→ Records

========================================

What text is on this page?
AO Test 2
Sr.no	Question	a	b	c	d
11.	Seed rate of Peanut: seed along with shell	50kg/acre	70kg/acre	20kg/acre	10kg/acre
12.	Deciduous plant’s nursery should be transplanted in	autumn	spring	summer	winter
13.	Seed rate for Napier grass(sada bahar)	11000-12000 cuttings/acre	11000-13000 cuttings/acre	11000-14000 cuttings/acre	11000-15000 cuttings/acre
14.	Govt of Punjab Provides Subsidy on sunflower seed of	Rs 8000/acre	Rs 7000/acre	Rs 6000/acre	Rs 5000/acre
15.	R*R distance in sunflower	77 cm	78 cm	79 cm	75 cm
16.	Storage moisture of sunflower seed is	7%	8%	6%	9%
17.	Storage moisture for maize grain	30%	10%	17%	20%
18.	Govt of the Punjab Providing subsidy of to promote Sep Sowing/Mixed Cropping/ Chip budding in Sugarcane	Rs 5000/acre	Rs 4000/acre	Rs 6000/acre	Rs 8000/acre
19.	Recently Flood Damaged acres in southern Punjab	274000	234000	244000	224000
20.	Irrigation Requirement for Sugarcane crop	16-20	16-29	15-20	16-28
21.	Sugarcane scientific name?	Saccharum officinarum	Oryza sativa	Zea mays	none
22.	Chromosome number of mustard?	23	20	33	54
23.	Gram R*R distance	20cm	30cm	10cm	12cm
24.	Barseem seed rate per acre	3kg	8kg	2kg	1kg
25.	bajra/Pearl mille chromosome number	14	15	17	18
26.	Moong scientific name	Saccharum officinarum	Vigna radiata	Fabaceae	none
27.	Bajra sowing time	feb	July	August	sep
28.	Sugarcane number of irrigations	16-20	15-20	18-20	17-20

========================================

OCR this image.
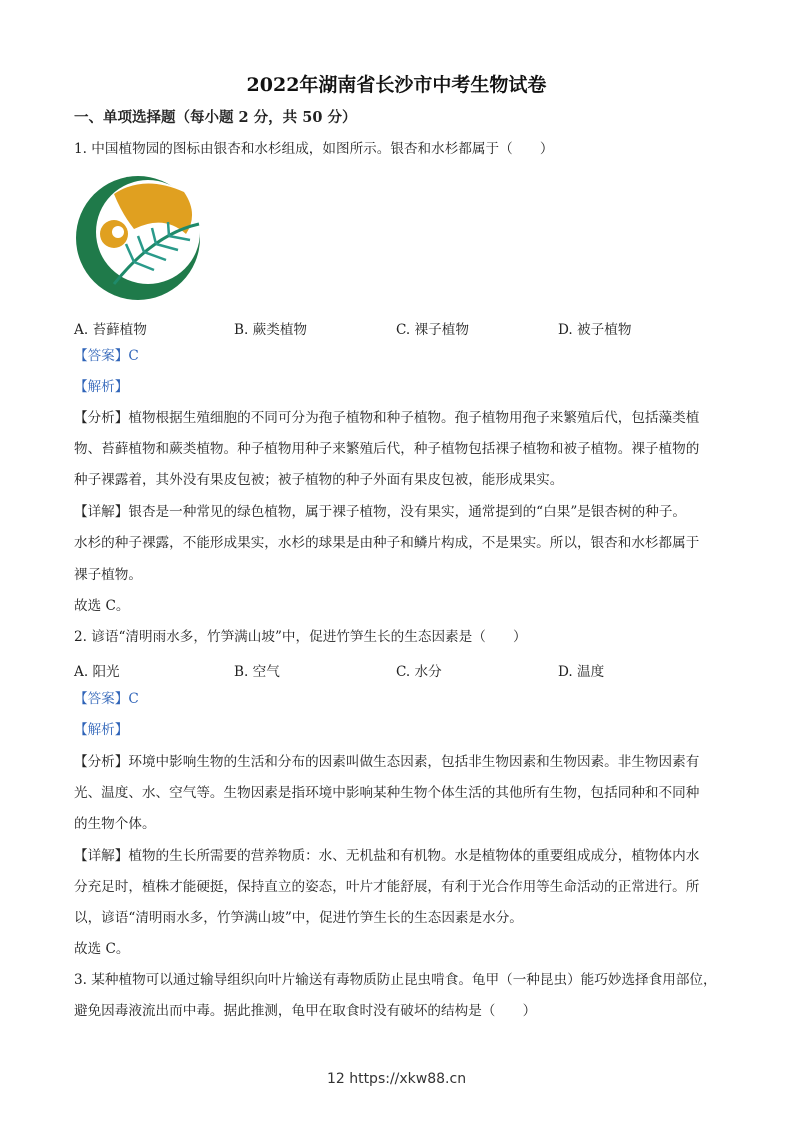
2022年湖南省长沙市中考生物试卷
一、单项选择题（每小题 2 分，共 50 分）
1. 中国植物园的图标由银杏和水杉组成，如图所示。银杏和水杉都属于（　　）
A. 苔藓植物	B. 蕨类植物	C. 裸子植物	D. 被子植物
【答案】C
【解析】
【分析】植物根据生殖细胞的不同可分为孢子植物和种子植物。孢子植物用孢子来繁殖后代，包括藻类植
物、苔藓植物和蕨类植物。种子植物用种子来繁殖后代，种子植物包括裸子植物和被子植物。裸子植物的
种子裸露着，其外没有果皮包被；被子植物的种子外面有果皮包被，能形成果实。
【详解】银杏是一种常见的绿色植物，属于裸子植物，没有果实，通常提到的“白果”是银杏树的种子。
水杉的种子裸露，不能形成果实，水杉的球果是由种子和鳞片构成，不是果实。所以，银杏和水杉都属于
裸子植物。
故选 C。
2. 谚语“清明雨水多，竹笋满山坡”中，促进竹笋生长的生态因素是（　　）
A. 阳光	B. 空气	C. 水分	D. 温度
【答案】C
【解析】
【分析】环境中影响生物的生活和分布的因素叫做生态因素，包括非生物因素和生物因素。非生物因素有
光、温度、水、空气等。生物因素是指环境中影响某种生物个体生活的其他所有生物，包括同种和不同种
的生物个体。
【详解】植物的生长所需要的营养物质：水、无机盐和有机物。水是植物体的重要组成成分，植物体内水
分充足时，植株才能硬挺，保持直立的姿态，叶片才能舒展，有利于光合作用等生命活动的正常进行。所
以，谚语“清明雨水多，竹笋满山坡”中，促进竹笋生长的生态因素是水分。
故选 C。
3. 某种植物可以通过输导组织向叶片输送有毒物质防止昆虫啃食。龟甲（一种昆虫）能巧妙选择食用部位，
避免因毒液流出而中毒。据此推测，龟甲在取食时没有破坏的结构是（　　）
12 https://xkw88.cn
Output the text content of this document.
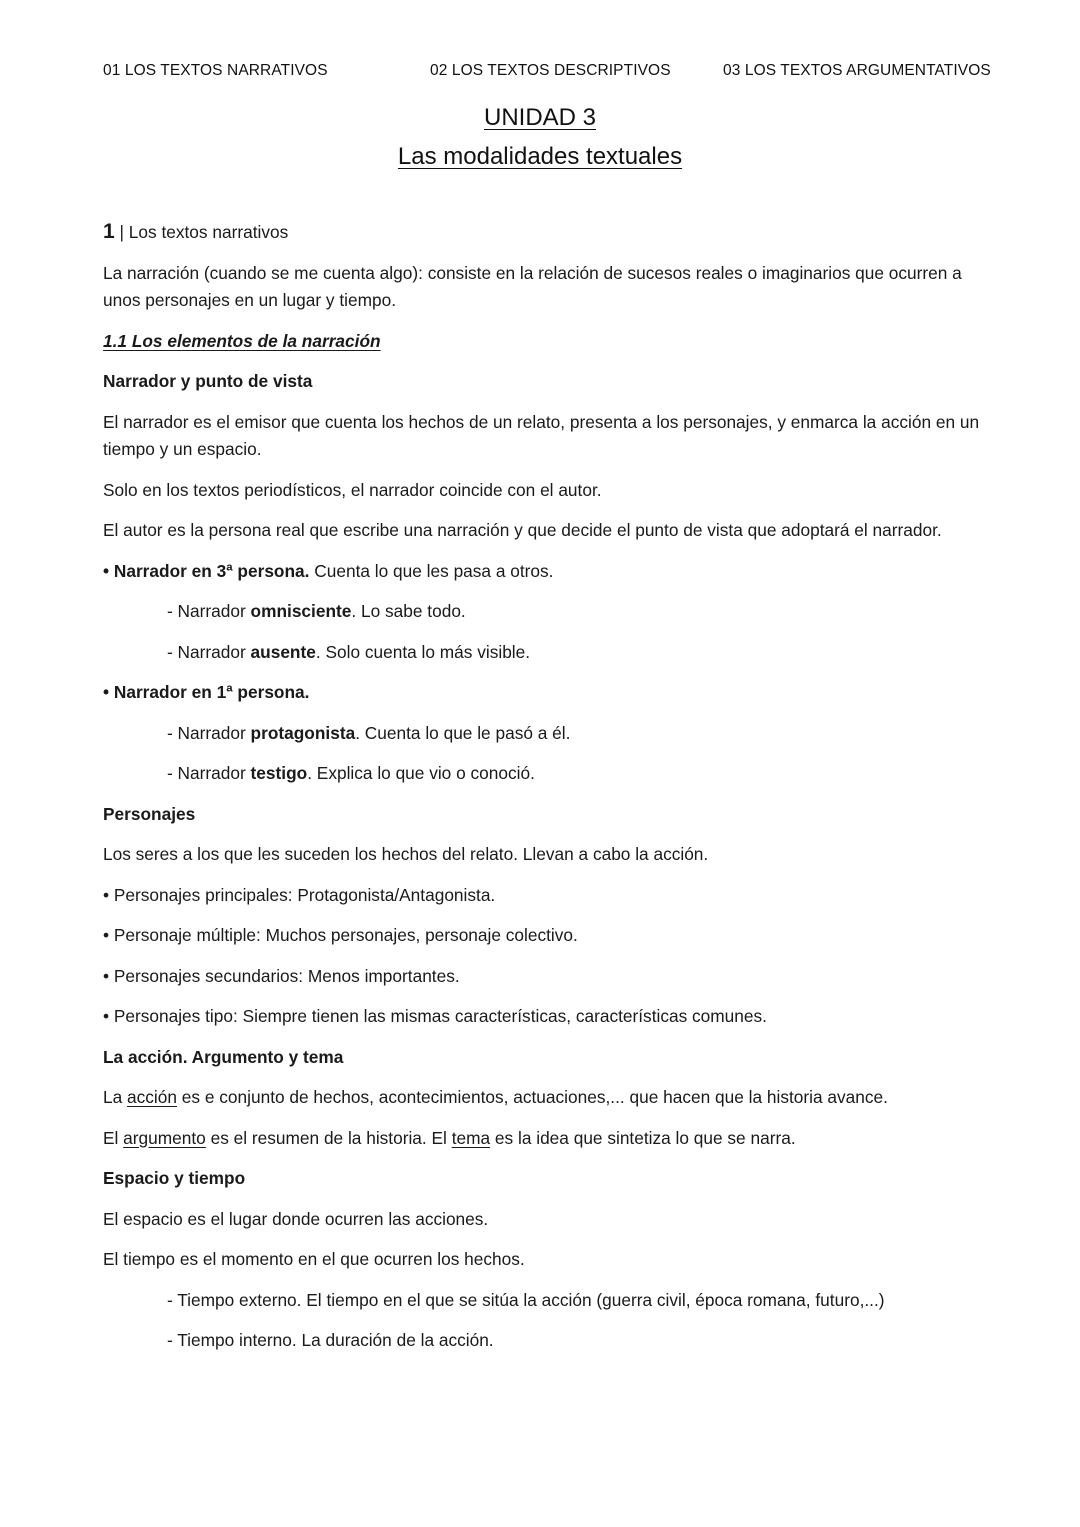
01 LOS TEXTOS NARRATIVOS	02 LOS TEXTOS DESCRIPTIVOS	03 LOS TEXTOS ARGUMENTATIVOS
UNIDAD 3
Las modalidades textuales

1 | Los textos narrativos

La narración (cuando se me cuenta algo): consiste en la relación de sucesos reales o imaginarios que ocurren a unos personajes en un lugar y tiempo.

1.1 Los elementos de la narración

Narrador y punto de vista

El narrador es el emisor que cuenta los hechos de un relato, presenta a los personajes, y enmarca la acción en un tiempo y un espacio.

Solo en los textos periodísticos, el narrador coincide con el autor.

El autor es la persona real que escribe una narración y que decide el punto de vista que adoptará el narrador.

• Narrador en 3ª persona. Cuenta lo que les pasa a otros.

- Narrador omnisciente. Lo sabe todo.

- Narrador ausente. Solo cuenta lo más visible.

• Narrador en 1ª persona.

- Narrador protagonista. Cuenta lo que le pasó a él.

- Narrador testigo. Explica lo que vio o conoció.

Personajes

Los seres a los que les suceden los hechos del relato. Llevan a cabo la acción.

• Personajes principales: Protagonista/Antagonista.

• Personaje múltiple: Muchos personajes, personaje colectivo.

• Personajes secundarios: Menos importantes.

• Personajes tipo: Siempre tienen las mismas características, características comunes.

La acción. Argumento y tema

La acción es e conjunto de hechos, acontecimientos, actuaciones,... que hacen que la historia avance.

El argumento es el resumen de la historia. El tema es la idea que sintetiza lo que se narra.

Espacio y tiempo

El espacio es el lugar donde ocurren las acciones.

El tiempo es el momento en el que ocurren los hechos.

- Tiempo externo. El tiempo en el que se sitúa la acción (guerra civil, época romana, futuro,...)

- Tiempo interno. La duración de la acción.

========================================

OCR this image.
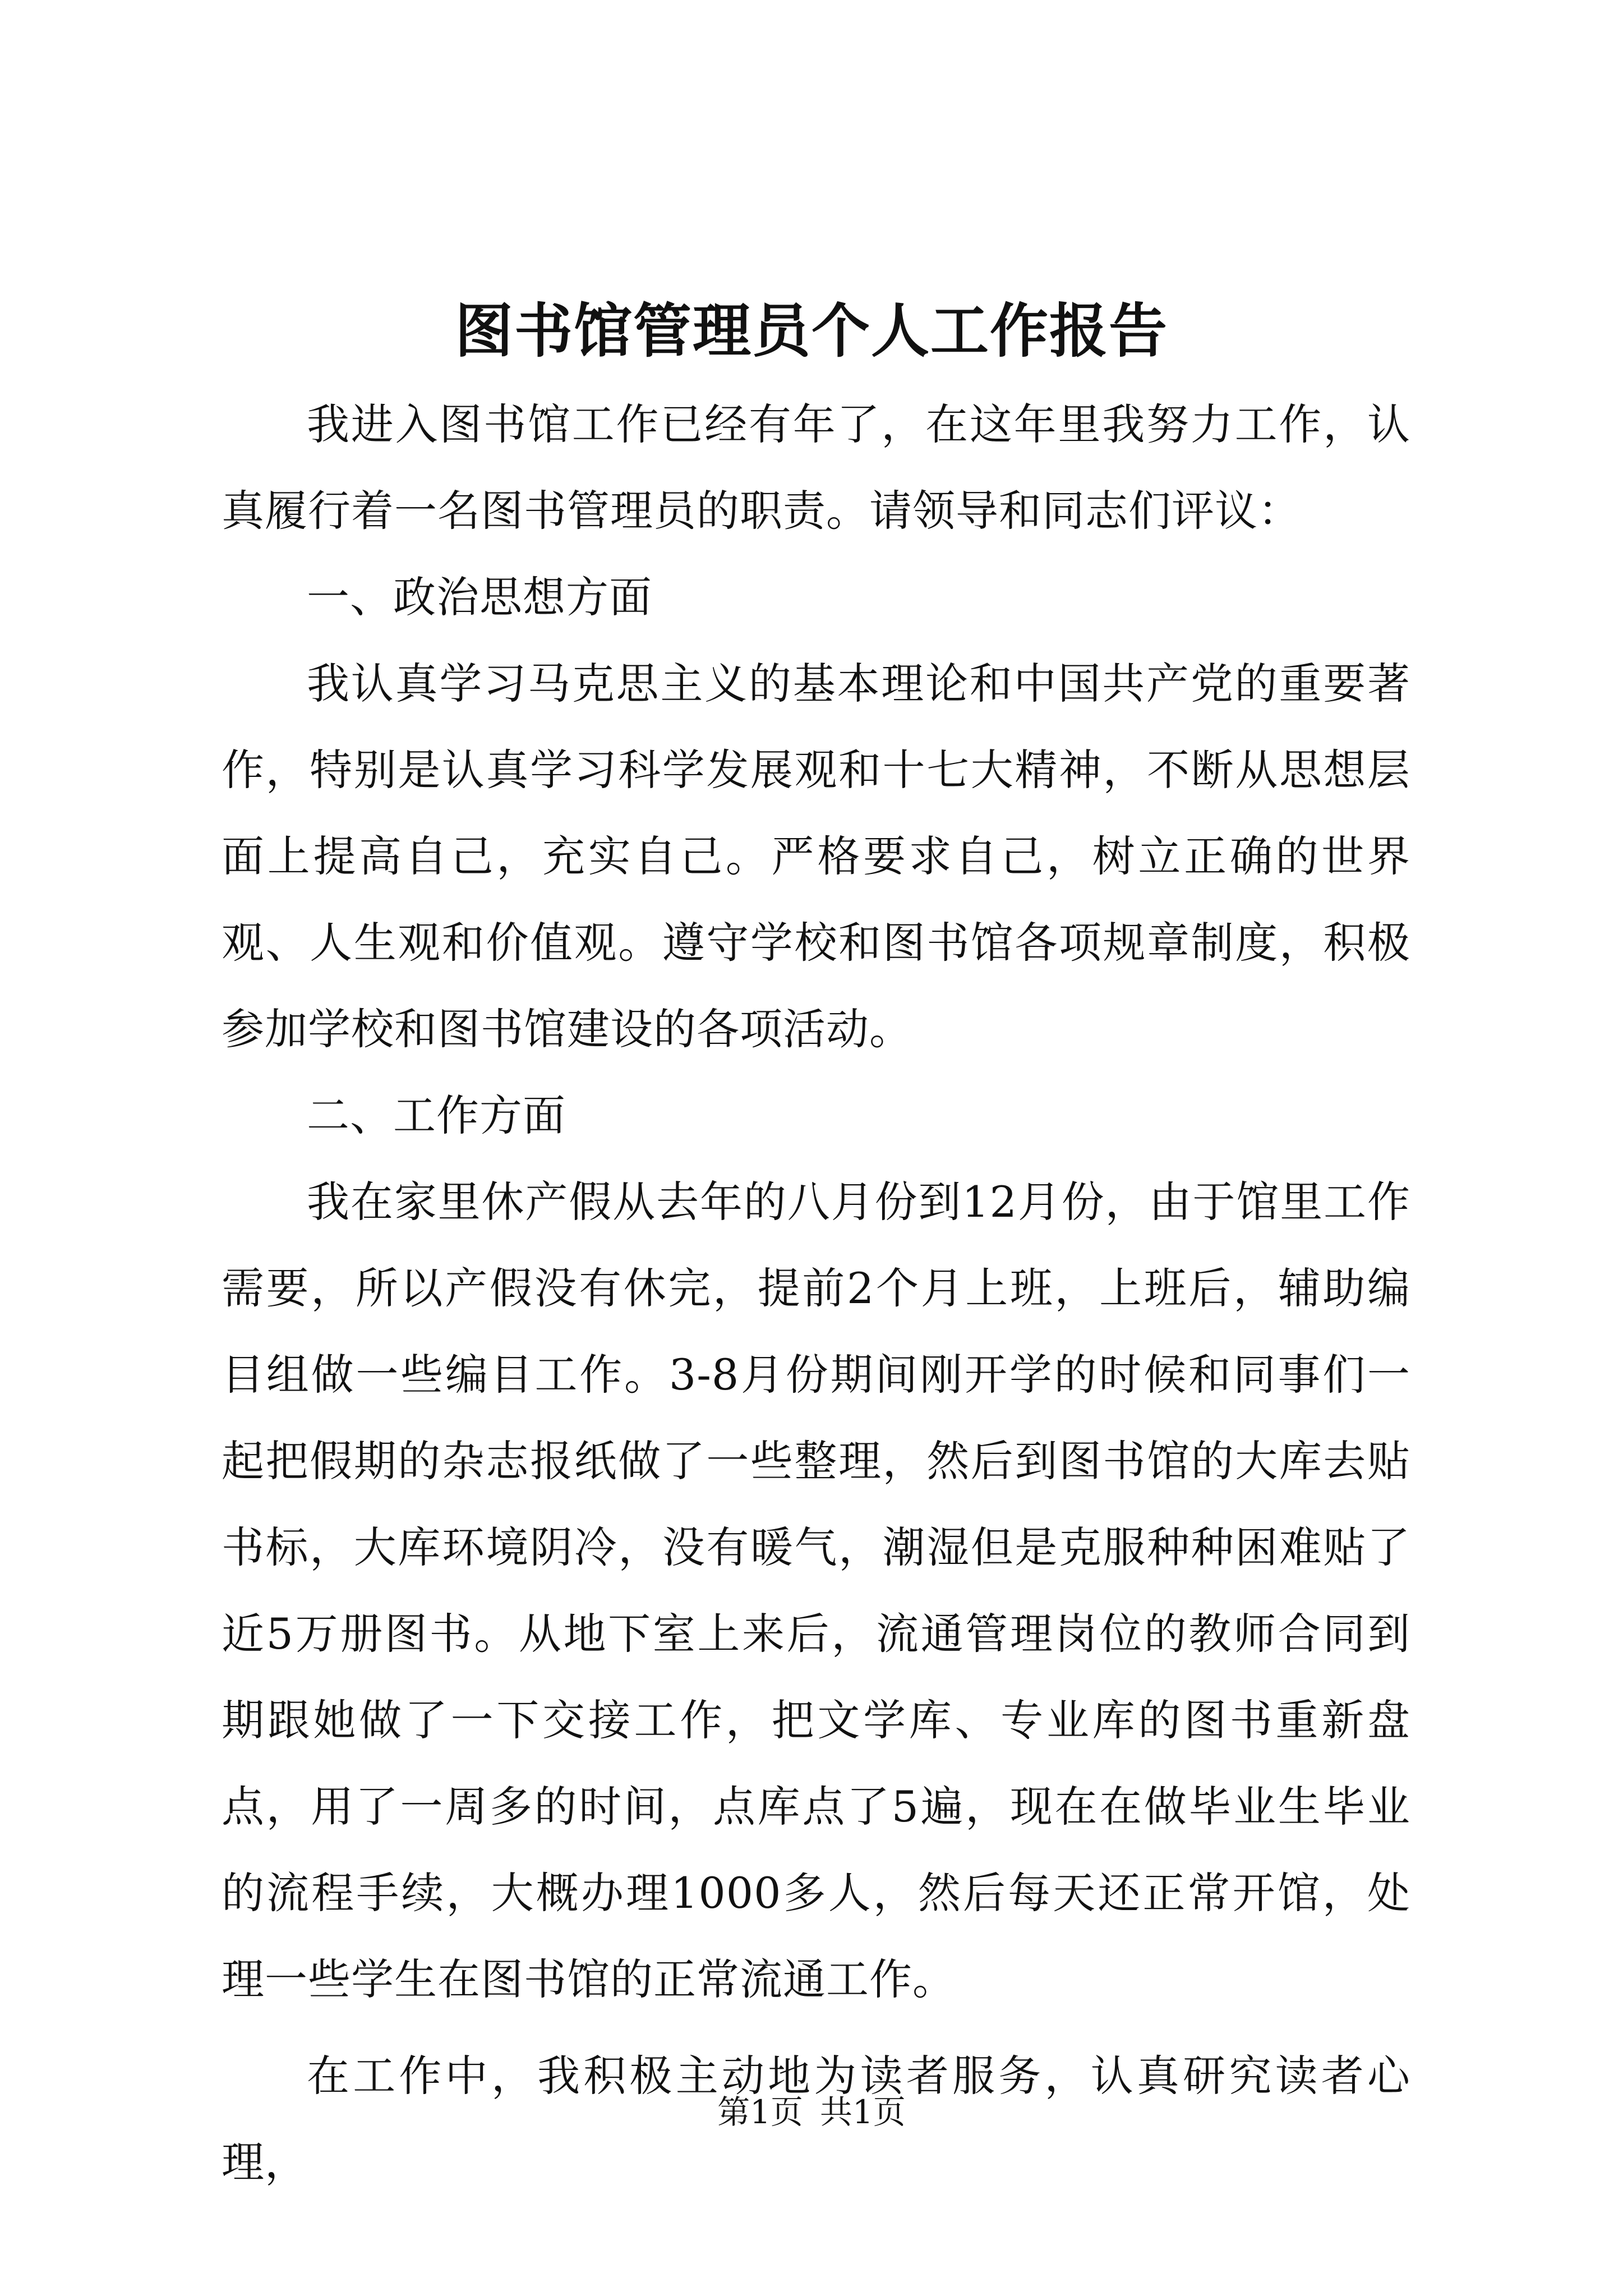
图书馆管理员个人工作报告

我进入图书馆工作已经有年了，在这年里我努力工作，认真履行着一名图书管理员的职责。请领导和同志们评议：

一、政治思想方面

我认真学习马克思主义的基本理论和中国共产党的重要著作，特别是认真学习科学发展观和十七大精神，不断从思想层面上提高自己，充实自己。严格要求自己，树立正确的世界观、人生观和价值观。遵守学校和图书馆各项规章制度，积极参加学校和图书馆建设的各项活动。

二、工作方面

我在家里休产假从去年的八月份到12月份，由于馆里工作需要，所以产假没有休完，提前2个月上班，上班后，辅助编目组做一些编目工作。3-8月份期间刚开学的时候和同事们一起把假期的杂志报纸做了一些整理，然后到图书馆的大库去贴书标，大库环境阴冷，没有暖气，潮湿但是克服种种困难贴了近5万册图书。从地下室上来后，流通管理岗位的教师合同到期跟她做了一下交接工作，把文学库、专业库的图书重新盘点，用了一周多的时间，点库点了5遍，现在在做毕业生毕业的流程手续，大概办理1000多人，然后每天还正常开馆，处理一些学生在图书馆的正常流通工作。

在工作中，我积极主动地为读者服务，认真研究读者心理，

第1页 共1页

========================================

→ DIRECTIONS
Your reply is one number: how many lines of the records above contain the word "Sugarcane".

→ PROBLEM SOLUTION
4